__INFORMATION GIVEN__.
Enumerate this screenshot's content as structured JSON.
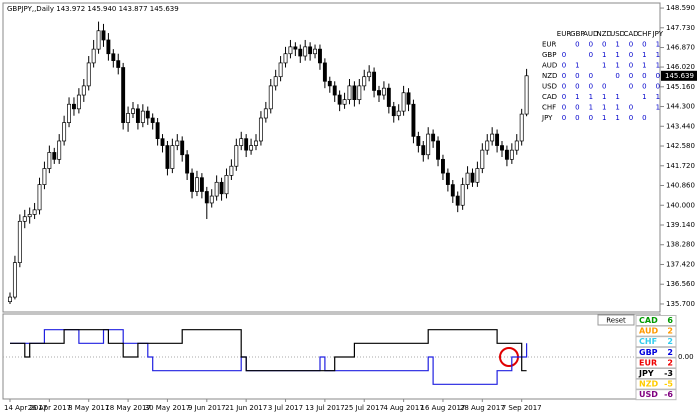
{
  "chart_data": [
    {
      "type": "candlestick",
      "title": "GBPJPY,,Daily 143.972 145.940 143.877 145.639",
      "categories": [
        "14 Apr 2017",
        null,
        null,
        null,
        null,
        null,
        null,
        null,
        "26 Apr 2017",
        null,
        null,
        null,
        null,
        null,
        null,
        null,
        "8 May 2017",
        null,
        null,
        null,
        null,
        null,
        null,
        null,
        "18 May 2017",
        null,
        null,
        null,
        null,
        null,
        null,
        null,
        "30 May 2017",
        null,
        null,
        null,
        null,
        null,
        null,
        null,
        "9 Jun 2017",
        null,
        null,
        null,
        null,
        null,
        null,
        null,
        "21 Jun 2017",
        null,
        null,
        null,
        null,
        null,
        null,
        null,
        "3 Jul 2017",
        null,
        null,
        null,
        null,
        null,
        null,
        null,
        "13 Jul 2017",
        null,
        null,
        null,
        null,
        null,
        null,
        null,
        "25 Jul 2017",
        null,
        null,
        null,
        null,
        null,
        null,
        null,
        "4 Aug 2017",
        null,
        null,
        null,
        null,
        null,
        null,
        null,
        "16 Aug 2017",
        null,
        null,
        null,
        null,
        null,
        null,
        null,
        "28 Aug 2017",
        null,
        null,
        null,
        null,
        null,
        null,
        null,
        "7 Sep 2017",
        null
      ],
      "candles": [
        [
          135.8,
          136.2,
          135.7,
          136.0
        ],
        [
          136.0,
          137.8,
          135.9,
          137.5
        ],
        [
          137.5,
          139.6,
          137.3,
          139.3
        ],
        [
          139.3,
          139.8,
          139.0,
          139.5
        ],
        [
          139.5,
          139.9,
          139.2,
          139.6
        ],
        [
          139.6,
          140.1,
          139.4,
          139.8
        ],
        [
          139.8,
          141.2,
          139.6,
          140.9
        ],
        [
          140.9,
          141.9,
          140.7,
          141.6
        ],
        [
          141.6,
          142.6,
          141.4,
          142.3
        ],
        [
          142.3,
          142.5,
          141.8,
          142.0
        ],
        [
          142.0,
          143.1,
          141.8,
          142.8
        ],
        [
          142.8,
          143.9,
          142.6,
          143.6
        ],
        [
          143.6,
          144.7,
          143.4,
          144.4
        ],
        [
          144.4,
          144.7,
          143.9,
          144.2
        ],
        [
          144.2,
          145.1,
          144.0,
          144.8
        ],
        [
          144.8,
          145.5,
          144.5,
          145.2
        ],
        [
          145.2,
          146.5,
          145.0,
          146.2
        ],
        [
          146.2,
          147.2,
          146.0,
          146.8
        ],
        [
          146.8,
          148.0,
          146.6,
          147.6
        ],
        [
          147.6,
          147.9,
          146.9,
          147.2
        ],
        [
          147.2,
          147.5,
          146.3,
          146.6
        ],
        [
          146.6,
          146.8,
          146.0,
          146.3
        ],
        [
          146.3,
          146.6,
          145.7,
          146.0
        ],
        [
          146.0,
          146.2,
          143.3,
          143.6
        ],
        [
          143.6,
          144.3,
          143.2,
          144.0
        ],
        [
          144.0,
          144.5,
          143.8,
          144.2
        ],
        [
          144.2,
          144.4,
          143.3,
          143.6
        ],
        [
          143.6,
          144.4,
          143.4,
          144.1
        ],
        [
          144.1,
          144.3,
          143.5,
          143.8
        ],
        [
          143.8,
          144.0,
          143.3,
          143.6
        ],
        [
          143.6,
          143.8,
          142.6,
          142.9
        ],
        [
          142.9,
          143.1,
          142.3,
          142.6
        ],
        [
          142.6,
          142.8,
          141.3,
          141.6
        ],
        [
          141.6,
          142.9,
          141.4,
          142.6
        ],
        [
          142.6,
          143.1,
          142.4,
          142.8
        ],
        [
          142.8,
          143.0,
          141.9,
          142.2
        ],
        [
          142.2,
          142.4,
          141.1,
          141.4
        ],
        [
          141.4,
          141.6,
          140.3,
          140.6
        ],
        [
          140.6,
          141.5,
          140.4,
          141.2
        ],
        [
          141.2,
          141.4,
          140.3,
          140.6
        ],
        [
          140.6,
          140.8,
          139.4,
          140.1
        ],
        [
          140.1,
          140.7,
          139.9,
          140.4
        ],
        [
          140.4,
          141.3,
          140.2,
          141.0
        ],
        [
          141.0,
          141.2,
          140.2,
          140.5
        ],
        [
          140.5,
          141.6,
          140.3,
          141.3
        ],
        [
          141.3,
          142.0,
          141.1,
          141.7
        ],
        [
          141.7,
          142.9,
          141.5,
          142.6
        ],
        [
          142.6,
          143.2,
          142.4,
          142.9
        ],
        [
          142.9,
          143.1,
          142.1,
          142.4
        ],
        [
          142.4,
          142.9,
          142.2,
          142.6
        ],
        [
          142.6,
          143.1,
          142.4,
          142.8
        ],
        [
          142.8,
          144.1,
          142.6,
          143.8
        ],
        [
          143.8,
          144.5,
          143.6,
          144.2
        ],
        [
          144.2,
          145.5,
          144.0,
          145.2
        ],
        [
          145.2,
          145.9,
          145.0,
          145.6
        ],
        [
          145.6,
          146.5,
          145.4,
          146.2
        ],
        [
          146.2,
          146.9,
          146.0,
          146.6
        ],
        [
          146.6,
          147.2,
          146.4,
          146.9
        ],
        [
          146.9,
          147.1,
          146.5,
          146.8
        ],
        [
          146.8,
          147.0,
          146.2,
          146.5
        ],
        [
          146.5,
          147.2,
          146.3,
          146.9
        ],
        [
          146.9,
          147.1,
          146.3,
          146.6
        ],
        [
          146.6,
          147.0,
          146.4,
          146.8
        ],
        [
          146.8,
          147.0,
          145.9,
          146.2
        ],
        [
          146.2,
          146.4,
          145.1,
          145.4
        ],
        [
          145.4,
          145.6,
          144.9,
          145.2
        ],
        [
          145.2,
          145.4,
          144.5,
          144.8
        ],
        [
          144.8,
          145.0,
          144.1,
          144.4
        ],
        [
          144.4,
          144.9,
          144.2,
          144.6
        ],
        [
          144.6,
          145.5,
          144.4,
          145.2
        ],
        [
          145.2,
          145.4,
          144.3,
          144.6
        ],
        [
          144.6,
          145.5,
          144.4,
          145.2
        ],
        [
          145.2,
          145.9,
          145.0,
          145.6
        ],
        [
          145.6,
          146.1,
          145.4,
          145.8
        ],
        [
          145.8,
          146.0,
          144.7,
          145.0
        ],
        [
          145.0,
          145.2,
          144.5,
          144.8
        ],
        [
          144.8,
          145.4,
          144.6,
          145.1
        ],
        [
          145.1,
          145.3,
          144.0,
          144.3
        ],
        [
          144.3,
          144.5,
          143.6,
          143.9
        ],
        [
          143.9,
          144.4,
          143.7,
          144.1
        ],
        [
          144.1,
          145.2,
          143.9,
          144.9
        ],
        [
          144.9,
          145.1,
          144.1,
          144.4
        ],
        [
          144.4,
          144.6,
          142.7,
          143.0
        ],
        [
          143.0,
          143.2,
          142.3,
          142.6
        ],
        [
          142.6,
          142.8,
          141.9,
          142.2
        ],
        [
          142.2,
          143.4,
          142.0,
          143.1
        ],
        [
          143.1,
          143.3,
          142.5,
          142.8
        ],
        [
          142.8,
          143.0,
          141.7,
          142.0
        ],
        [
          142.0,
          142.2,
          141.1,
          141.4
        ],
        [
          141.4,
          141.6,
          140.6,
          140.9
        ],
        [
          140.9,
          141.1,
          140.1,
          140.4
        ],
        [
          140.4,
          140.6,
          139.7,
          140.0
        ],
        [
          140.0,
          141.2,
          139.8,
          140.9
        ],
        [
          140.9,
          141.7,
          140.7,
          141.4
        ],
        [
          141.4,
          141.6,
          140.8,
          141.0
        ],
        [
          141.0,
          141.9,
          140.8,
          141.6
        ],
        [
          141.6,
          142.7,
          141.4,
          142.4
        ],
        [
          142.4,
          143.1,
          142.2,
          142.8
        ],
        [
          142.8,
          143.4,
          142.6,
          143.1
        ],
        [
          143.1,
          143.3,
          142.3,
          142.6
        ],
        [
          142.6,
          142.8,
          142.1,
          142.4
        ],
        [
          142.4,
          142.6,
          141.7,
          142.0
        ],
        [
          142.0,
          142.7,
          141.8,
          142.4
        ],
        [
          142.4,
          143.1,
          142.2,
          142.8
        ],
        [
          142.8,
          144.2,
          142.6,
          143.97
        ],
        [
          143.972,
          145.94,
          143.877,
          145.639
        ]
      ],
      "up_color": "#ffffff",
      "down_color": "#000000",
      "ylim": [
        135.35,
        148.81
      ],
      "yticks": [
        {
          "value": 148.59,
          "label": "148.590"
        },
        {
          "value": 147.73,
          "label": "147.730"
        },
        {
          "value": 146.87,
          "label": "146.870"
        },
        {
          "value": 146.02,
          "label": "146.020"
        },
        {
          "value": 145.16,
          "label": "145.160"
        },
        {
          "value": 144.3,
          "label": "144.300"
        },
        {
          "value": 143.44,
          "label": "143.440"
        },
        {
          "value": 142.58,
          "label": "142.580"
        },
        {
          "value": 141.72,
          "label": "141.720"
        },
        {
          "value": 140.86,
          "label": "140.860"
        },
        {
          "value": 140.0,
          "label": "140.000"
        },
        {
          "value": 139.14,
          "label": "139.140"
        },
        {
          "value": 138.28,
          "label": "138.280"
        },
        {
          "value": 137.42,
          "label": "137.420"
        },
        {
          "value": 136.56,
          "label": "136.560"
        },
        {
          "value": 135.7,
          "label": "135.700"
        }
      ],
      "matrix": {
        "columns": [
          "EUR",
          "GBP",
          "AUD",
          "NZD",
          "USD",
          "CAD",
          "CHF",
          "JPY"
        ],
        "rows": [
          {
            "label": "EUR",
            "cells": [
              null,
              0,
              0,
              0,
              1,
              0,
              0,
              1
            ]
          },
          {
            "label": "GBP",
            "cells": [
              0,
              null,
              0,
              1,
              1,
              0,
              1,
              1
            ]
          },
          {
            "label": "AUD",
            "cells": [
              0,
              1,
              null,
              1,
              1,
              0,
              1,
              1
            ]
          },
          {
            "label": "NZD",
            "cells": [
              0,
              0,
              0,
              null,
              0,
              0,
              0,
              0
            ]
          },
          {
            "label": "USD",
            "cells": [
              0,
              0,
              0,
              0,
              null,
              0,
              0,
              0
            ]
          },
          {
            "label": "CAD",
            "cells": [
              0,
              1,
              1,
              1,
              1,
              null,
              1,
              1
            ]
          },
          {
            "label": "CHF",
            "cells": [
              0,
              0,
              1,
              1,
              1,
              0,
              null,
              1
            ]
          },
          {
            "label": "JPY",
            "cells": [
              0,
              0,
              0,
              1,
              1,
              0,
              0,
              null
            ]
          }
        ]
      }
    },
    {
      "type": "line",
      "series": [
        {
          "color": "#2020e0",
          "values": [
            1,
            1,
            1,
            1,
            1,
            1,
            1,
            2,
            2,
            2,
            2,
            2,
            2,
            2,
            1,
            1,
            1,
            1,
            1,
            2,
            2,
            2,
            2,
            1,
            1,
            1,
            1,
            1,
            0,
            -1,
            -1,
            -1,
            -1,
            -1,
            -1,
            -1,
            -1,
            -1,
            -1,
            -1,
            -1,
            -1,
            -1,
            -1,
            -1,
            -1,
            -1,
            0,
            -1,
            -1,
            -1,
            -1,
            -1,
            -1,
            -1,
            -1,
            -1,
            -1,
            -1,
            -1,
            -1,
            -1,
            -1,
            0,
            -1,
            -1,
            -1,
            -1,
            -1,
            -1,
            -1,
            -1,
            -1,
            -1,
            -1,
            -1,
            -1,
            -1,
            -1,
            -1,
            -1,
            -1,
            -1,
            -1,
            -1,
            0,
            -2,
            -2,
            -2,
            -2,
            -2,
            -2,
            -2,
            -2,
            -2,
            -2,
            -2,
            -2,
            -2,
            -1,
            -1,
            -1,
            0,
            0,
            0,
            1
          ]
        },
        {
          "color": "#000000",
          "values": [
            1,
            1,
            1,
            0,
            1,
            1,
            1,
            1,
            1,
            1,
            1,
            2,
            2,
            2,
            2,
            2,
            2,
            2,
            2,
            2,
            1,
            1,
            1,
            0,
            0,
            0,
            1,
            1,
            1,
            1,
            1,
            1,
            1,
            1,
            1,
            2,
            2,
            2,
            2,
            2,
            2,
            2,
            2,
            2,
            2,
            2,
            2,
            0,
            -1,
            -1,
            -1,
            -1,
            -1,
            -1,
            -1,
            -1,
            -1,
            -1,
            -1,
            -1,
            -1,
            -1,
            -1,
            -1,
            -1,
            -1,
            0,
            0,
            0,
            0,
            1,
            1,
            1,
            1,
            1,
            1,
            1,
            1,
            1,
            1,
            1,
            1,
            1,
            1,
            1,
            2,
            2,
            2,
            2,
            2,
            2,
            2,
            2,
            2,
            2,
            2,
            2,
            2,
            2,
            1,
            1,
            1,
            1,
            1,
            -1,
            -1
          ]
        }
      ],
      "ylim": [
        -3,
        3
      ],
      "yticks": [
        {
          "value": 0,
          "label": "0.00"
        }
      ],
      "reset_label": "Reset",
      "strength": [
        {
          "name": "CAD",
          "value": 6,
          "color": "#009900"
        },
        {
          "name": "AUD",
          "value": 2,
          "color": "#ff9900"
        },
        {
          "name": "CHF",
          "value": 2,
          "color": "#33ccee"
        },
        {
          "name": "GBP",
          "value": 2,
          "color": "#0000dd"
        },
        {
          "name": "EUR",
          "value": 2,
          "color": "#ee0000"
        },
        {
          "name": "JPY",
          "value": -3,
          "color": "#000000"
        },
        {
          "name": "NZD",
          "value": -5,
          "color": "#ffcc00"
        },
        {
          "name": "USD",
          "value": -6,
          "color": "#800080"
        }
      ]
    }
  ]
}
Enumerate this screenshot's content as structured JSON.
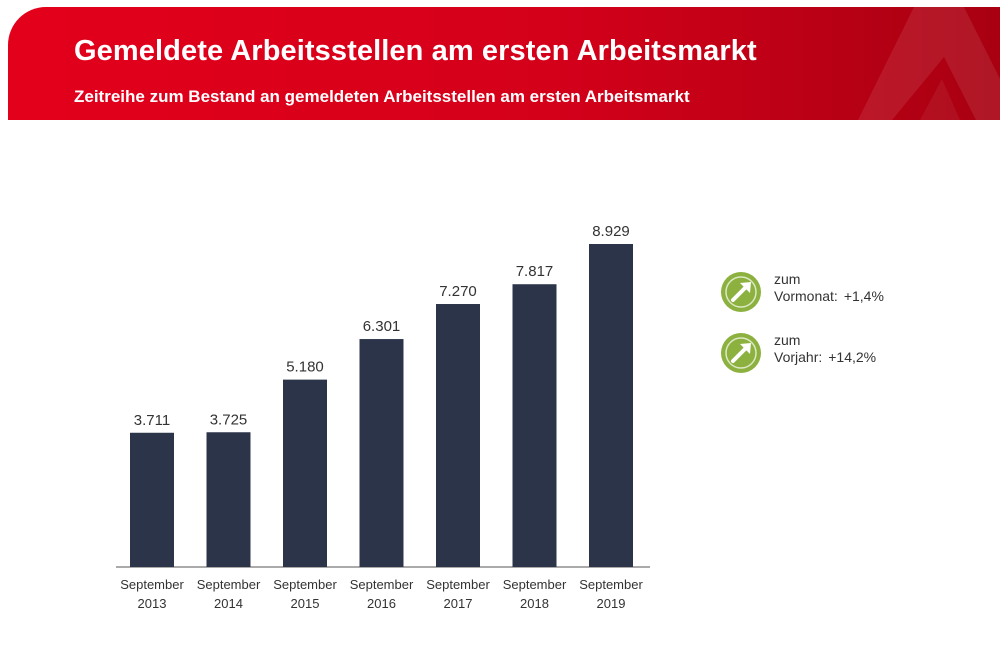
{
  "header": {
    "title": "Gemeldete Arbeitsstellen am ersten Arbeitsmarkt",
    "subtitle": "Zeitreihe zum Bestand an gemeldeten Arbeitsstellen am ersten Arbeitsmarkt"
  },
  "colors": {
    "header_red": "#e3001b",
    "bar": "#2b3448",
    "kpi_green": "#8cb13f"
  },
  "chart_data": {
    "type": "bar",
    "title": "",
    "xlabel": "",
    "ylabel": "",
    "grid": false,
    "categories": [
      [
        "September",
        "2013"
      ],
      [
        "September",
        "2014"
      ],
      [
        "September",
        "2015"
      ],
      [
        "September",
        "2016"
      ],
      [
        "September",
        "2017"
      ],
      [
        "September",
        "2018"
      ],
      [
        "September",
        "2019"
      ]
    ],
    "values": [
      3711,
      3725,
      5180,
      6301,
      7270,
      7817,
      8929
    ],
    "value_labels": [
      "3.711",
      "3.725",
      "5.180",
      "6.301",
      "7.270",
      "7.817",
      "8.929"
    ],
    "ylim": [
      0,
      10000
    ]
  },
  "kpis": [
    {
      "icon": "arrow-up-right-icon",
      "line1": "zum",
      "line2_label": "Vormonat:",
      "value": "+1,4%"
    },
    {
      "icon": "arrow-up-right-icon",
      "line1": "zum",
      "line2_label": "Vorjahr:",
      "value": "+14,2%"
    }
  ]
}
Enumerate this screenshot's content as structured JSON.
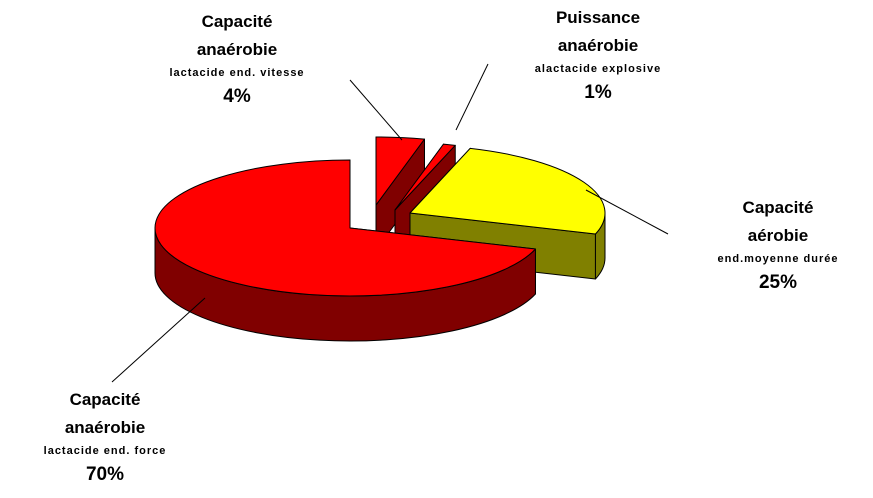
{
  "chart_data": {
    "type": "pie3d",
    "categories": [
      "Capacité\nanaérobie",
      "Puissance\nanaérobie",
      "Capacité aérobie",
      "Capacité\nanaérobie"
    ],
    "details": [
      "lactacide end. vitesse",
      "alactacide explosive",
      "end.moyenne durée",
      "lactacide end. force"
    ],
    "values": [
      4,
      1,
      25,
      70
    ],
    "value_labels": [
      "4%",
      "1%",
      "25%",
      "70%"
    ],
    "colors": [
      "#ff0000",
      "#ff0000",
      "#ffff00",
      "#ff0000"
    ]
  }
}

__PROBLEM TO WORK ON__. State, as a bare number, how many lines of the listing hold the word "ersten".

__FULL SOLUTION__. 2